Task objective —
From the entries below, copy every line where the string "been" appears.

Records —
==*==

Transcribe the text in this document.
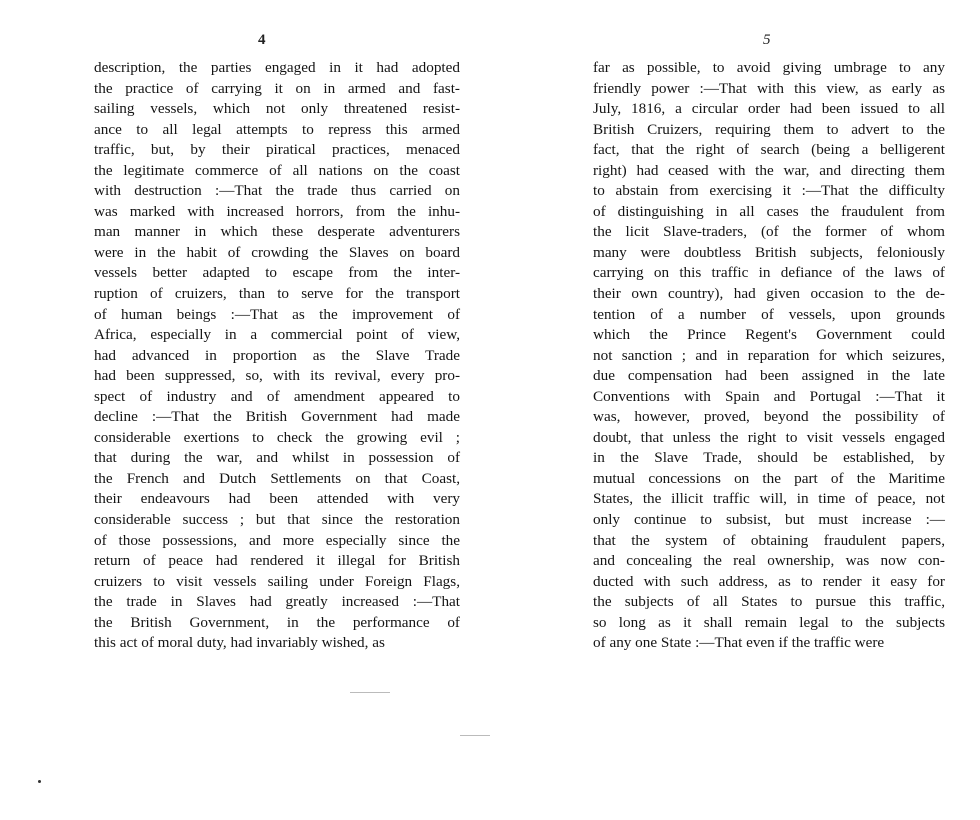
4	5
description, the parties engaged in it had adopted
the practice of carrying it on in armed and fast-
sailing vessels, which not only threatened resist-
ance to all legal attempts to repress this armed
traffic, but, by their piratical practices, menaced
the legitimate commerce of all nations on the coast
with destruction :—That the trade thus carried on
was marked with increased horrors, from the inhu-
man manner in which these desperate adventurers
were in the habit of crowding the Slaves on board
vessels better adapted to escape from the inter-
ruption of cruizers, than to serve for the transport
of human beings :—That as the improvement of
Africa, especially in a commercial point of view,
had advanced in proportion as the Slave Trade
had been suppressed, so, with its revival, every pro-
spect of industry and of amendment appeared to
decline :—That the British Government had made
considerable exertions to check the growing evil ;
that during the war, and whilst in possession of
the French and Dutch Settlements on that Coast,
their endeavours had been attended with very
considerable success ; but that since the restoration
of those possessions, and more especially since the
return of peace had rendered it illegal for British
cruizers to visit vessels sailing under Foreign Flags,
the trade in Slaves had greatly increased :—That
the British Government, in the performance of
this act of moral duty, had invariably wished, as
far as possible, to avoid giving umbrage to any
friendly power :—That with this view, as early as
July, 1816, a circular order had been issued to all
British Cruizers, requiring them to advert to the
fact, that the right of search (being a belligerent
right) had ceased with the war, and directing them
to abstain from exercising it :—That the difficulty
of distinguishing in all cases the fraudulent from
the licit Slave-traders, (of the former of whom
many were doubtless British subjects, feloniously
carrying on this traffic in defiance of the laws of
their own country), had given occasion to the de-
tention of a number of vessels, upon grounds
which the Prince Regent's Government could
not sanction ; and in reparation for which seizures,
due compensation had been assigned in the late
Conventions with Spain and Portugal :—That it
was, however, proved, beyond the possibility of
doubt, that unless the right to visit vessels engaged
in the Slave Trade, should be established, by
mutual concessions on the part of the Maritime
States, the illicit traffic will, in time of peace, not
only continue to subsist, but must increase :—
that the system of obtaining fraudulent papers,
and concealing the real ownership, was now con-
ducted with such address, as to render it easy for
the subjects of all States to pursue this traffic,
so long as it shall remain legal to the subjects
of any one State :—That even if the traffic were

==*==

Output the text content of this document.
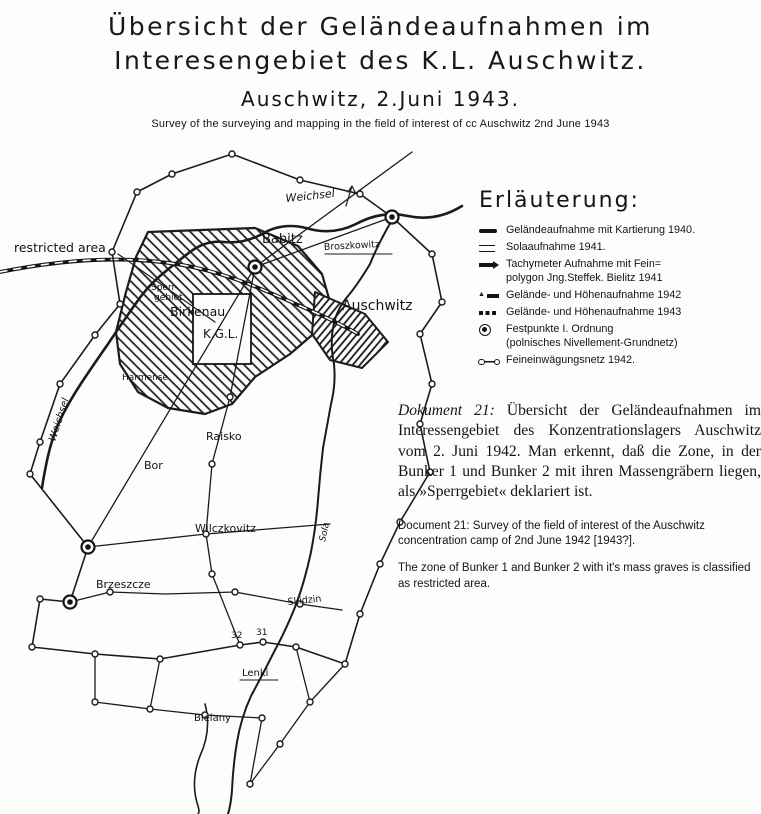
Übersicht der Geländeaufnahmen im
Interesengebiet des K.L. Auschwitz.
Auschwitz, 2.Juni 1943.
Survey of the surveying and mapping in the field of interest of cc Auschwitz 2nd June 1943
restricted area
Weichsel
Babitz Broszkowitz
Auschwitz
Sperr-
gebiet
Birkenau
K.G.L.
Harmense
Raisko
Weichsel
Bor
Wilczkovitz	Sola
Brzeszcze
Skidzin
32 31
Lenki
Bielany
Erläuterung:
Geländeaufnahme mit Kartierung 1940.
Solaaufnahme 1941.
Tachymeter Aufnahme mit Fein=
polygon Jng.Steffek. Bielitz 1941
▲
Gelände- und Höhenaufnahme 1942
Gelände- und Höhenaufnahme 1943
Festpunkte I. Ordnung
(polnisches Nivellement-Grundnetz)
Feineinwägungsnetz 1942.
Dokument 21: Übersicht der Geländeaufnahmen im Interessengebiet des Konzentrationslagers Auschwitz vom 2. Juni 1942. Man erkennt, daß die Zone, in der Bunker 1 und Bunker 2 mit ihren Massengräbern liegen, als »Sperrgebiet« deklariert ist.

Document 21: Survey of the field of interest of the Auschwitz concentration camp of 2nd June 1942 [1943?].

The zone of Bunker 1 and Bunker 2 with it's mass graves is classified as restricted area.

==*==

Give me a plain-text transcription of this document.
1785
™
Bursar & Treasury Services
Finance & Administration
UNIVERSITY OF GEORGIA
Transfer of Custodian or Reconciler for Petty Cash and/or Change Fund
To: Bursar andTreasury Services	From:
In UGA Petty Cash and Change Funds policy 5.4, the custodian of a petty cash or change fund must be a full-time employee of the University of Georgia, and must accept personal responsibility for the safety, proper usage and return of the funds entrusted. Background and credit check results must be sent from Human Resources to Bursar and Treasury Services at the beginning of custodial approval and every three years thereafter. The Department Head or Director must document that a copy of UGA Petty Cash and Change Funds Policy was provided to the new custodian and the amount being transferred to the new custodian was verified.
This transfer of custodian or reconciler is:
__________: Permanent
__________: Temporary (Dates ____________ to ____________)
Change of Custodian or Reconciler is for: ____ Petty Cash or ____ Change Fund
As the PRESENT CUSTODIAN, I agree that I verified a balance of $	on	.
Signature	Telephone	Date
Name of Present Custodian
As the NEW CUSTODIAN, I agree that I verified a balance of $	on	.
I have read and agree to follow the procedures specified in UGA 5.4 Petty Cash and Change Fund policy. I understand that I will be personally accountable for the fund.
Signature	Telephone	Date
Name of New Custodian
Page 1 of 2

==*==

Answer to this task —
had been suppressed, so, with its revival, every pro-
their endeavours had been attended with very
July, 1816, a circular order had been issued to all
due compensation had been assigned in the late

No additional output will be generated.